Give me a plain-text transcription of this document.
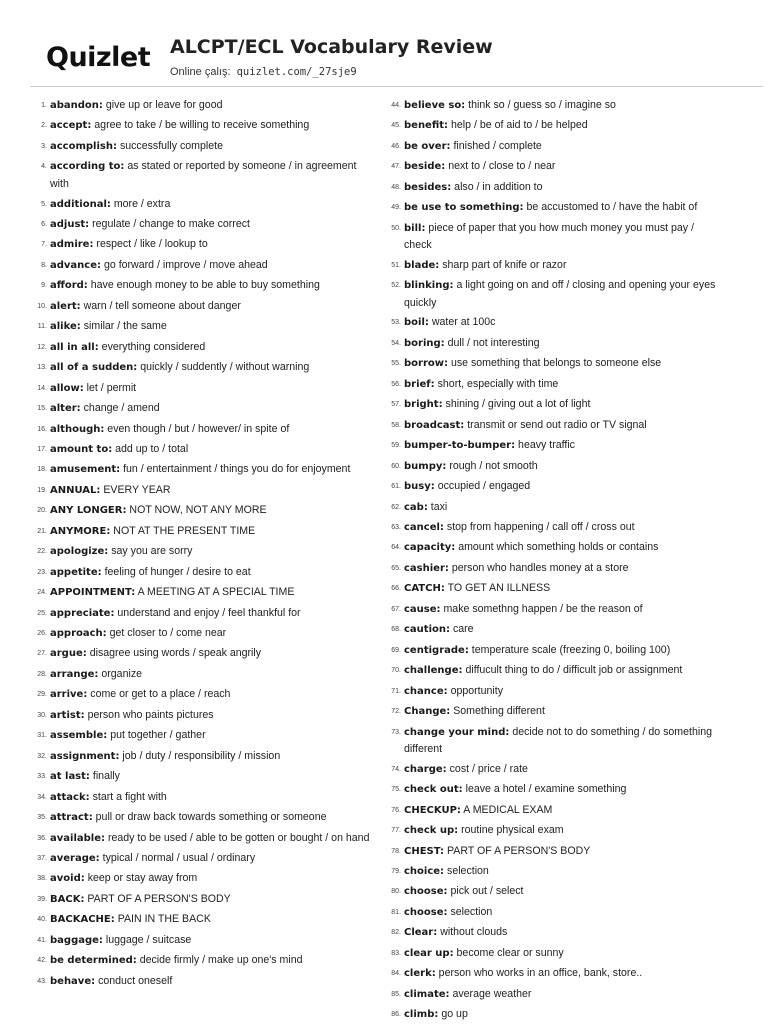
Quizlet ALCPT/ECL Vocabulary Review
Online çalış: quizlet.com/_27sje9
1. abandon: give up or leave for good
2. accept: agree to take / be willing to receive something
3. accomplish: successfully complete
4. according to: as stated or reported by someone / in agreement with
5. additional: more / extra
6. adjust: regulate / change to make correct
7. admire: respect / like / lookup to
8. advance: go forward / improve / move ahead
9. afford: have enough money to be able to buy something
10. alert: warn / tell someone about danger
11. alike: similar / the same
12. all in all: everything considered
13. all of a sudden: quickly / suddently / without warning
14. allow: let / permit
15. alter: change / amend
16. although: even though / but / however/ in spite of
17. amount to: add up to / total
18. amusement: fun / entertainment / things you do for enjoyment
19. ANNUAL: EVERY YEAR
20. ANY LONGER: NOT NOW, NOT ANY MORE
21. ANYMORE: NOT AT THE PRESENT TIME
22. apologize: say you are sorry
23. appetite: feeling of hunger / desire to eat
24. APPOINTMENT: A MEETING AT A SPECIAL TIME
25. appreciate: understand and enjoy / feel thankful for
26. approach: get closer to / come near
27. argue: disagree using words / speak angrily
28. arrange: organize
29. arrive: come or get to a place / reach
30. artist: person who paints pictures
31. assemble: put together / gather
32. assignment: job / duty / responsibility / mission
33. at last: finally
34. attack: start a fight with
35. attract: pull or draw back towards something or someone
36. available: ready to be used / able to be gotten or bought / on hand
37. average: typical / normal / usual / ordinary
38. avoid: keep or stay away from
39. BACK: PART OF A PERSON'S BODY
40. BACKACHE: PAIN IN THE BACK
41. baggage: luggage / suitcase
42. be determined: decide firmly / make up one's mind
43. behave: conduct oneself
44. believe so: think so / guess so / imagine so
45. benefit: help / be of aid to / be helped
46. be over: finished / complete
47. beside: next to / close to / near
48. besides: also / in addition to
49. be use to something: be accustomed to / have the habit of
50. bill: piece of paper that you how much money you must pay / check
51. blade: sharp part of knife or razor
52. blinking: a light going on and off / closing and opening your eyes quickly
53. boil: water at 100c
54. boring: dull / not interesting
55. borrow: use something that belongs to someone else
56. brief: short, especially with time
57. bright: shining / giving out a lot of light
58. broadcast: transmit or send out radio or TV signal
59. bumper-to-bumper: heavy traffic
60. bumpy: rough / not smooth
61. busy: occupied / engaged
62. cab: taxi
63. cancel: stop from happening / call off / cross out
64. capacity: amount which something holds or contains
65. cashier: person who handles money at a store
66. CATCH: TO GET AN ILLNESS
67. cause: make somethng happen / be the reason of
68. caution: care
69. centigrade: temperature scale (freezing 0, boiling 100)
70. challenge: diffucult thing to do / difficult job or assignment
71. chance: opportunity
72. Change: Something different
73. change your mind: decide not to do something / do something different
74. charge: cost / price / rate
75. check out: leave a hotel / examine something
76. CHECKUP: A MEDICAL EXAM
77. check up: routine physical exam
78. CHEST: PART OF A PERSON'S BODY
79. choice: selection
80. choose: pick out / select
81. choose: selection
82. Clear: without clouds
83. clear up: become clear or sunny
84. clerk: person who works in an office, bank, store..
85. climate: average weather
86. climb: go up
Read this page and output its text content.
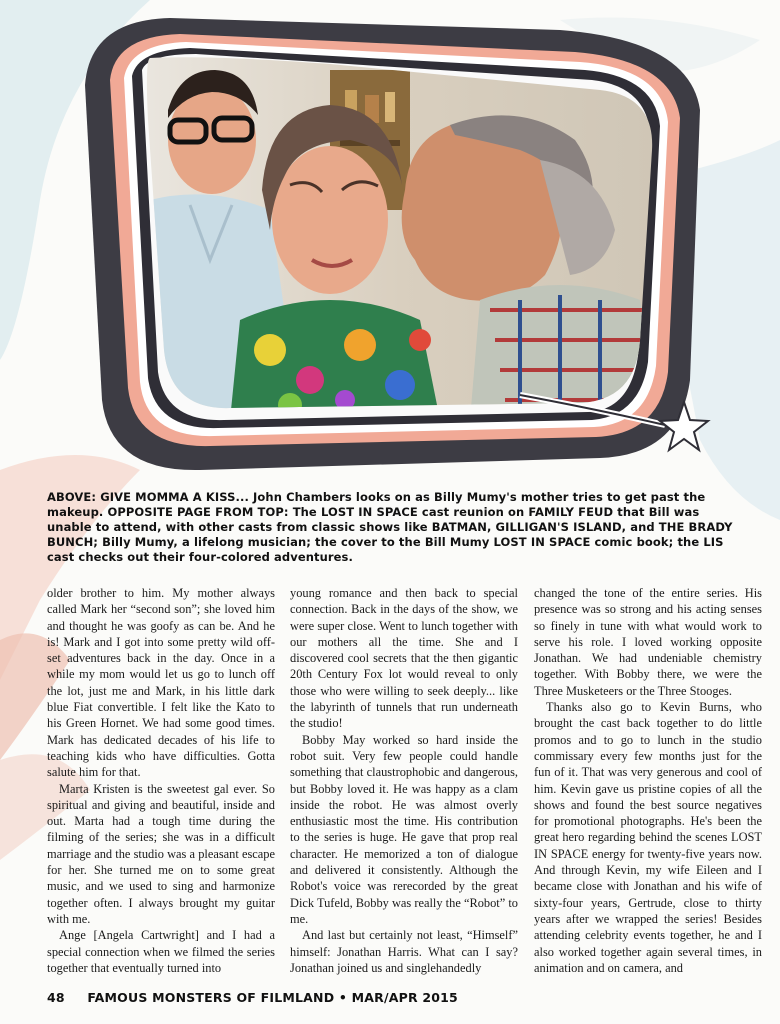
ABOVE: GIVE MOMMA A KISS... John Chambers looks on as Billy Mumy's mother tries to get past the makeup. OPPOSITE PAGE FROM TOP: The LOST IN SPACE cast reunion on FAMILY FEUD that Bill was unable to attend, with other casts from classic shows like BATMAN, GILLIGAN'S ISLAND, and THE BRADY BUNCH; Billy Mumy, a lifelong musician; the cover to the Bill Mumy LOST IN SPACE comic book; the LIS cast checks out their four-colored adventures.

older brother to him. My mother always called Mark her “second son”; she loved him and thought he was goofy as can be. And he is! Mark and I got into some pretty wild off-set adventures back in the day. Once in a while my mom would let us go to lunch off the lot, just me and Mark, in his little dark blue Fiat convertible. I felt like the Kato to his Green Hornet. We had some good times. Mark has dedicated decades of his life to teaching kids who have difficulties. Gotta salute him for that.

Marta Kristen is the sweetest gal ever. So spiritual and giving and beautiful, inside and out. Marta had a tough time during the filming of the series; she was in a difficult marriage and the studio was a pleasant escape for her. She turned me on to some great music, and we used to sing and harmonize together often. I always brought my guitar with me.

Ange [Angela Cartwright] and I had a special connection when we filmed the series together that eventually turned into

young romance and then back to special connection. Back in the days of the show, we were super close. Went to lunch together with our mothers all the time. She and I discovered cool secrets that the then gigantic 20th Century Fox lot would reveal to only those who were willing to seek deeply... like the labyrinth of tunnels that run underneath the studio!

Bobby May worked so hard inside the robot suit. Very few people could handle something that claustrophobic and dangerous, but Bobby loved it. He was happy as a clam inside the robot. He was almost overly enthusiastic most the time. His contribution to the series is huge. He gave that prop real character. He memorized a ton of dialogue and delivered it consistently. Although the Robot's voice was rerecorded by the great Dick Tufeld, Bobby was really the “Robot” to me.

And last but certainly not least, “Himself” himself: Jonathan Harris. What can I say? Jonathan joined us and singlehandedly

changed the tone of the entire series. His presence was so strong and his acting senses so finely in tune with what would work to serve his role. I loved working opposite Jonathan. We had undeniable chemistry together. With Bobby there, we were the Three Musketeers or the Three Stooges.

Thanks also go to Kevin Burns, who brought the cast back together to do little promos and to go to lunch in the studio commissary every few months just for the fun of it. That was very generous and cool of him. Kevin gave us pristine copies of all the shows and found the best source negatives for promotional photographs. He's been the great hero regarding behind the scenes LOST IN SPACE energy for twenty-five years now. And through Kevin, my wife Eileen and I became close with Jonathan and his wife of sixty-four years, Gertrude, close to thirty years after we wrapped the series! Besides attending celebrity events together, he and I also worked together again several times, in animation and on camera, and

48 FAMOUS MONSTERS OF FILMLAND • MAR/APR 2015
******************************
**THE REQUEST:** Print out every entry above without changing a word, and leave out the pictures.

**CORRECT OUTPUT:**
Give me a plain-text transcription of this document.
Quizlet ALCPT/ECL Vocabulary Review
Online çalış: quizlet.com/_27sje9
1. abandon: give up or leave for good
2. accept: agree to take / be willing to receive something
3. accomplish: successfully complete
4. according to: as stated or reported by someone / in agreement with
5. additional: more / extra
6. adjust: regulate / change to make correct
7. admire: respect / like / lookup to
8. advance: go forward / improve / move ahead
9. afford: have enough money to be able to buy something
10. alert: warn / tell someone about danger
11. alike: similar / the same
12. all in all: everything considered
13. all of a sudden: quickly / suddently / without warning
14. allow: let / permit
15. alter: change / amend
16. although: even though / but / however/ in spite of
17. amount to: add up to / total
18. amusement: fun / entertainment / things you do for enjoyment
19. ANNUAL: EVERY YEAR
20. ANY LONGER: NOT NOW, NOT ANY MORE
21. ANYMORE: NOT AT THE PRESENT TIME
22. apologize: say you are sorry
23. appetite: feeling of hunger / desire to eat
24. APPOINTMENT: A MEETING AT A SPECIAL TIME
25. appreciate: understand and enjoy / feel thankful for
26. approach: get closer to / come near
27. argue: disagree using words / speak angrily
28. arrange: organize
29. arrive: come or get to a place / reach
30. artist: person who paints pictures
31. assemble: put together / gather
32. assignment: job / duty / responsibility / mission
33. at last: finally
34. attack: start a fight with
35. attract: pull or draw back towards something or someone
36. available: ready to be used / able to be gotten or bought / on hand
37. average: typical / normal / usual / ordinary
38. avoid: keep or stay away from
39. BACK: PART OF A PERSON'S BODY
40. BACKACHE: PAIN IN THE BACK
41. baggage: luggage / suitcase
42. be determined: decide firmly / make up one's mind
43. behave: conduct oneself
44. believe so: think so / guess so / imagine so
45. benefit: help / be of aid to / be helped
46. be over: finished / complete
47. beside: next to / close to / near
48. besides: also / in addition to
49. be use to something: be accustomed to / have the habit of
50. bill: piece of paper that you how much money you must pay / check
51. blade: sharp part of knife or razor
52. blinking: a light going on and off / closing and opening your eyes quickly
53. boil: water at 100c
54. boring: dull / not interesting
55. borrow: use something that belongs to someone else
56. brief: short, especially with time
57. bright: shining / giving out a lot of light
58. broadcast: transmit or send out radio or TV signal
59. bumper-to-bumper: heavy traffic
60. bumpy: rough / not smooth
61. busy: occupied / engaged
62. cab: taxi
63. cancel: stop from happening / call off / cross out
64. capacity: amount which something holds or contains
65. cashier: person who handles money at a store
66. CATCH: TO GET AN ILLNESS
67. cause: make somethng happen / be the reason of
68. caution: care
69. centigrade: temperature scale (freezing 0, boiling 100)
70. challenge: diffucult thing to do / difficult job or assignment
71. chance: opportunity
72. Change: Something different
73. change your mind: decide not to do something / do something different
74. charge: cost / price / rate
75. check out: leave a hotel / examine something
76. CHECKUP: A MEDICAL EXAM
77. check up: routine physical exam
78. CHEST: PART OF A PERSON'S BODY
79. choice: selection
80. choose: pick out / select
81. choose: selection
82. Clear: without clouds
83. clear up: become clear or sunny
84. clerk: person who works in an office, bank, store..
85. climate: average weather
86. climb: go up
Read this page and output its text content.
ABOVE: GIVE MOMMA A KISS... John Chambers looks on as Billy Mumy's mother tries to get past the makeup. OPPOSITE PAGE FROM TOP: The LOST IN SPACE cast reunion on FAMILY FEUD that Bill was unable to attend, with other casts from classic shows like BATMAN, GILLIGAN'S ISLAND, and THE BRADY BUNCH; Billy Mumy, a lifelong musician; the cover to the Bill Mumy LOST IN SPACE comic book; the LIS cast checks out their four-colored adventures.

older brother to him. My mother always called Mark her “second son”; she loved him and thought he was goofy as can be. And he is! Mark and I got into some pretty wild off-set adventures back in the day. Once in a while my mom would let us go to lunch off the lot, just me and Mark, in his little dark blue Fiat convertible. I felt like the Kato to his Green Hornet. We had some good times. Mark has dedicated decades of his life to teaching kids who have difficulties. Gotta salute him for that.

Marta Kristen is the sweetest gal ever. So spiritual and giving and beautiful, inside and out. Marta had a tough time during the filming of the series; she was in a difficult marriage and the studio was a pleasant escape for her. She turned me on to some great music, and we used to sing and harmonize together often. I always brought my guitar with me.

Ange [Angela Cartwright] and I had a special connection when we filmed the series together that eventually turned into

young romance and then back to special connection. Back in the days of the show, we were super close. Went to lunch together with our mothers all the time. She and I discovered cool secrets that the then gigantic 20th Century Fox lot would reveal to only those who were willing to seek deeply... like the labyrinth of tunnels that run underneath the studio!

Bobby May worked so hard inside the robot suit. Very few people could handle something that claustrophobic and dangerous, but Bobby loved it. He was happy as a clam inside the robot. He was almost overly enthusiastic most the time. His contribution to the series is huge. He gave that prop real character. He memorized a ton of dialogue and delivered it consistently. Although the Robot's voice was rerecorded by the great Dick Tufeld, Bobby was really the “Robot” to me.

And last but certainly not least, “Himself” himself: Jonathan Harris. What can I say? Jonathan joined us and singlehandedly

changed the tone of the entire series. His presence was so strong and his acting senses so finely in tune with what would work to serve his role. I loved working opposite Jonathan. We had undeniable chemistry together. With Bobby there, we were the Three Musketeers or the Three Stooges.

Thanks also go to Kevin Burns, who brought the cast back together to do little promos and to go to lunch in the studio commissary every few months just for the fun of it. That was very generous and cool of him. Kevin gave us pristine copies of all the shows and found the best source negatives for promotional photographs. He's been the great hero regarding behind the scenes LOST IN SPACE energy for twenty-five years now. And through Kevin, my wife Eileen and I became close with Jonathan and his wife of sixty-four years, Gertrude, close to thirty years after we wrapped the series! Besides attending celebrity events together, he and I also worked together again several times, in animation and on camera, and

48 FAMOUS MONSTERS OF FILMLAND • MAR/APR 2015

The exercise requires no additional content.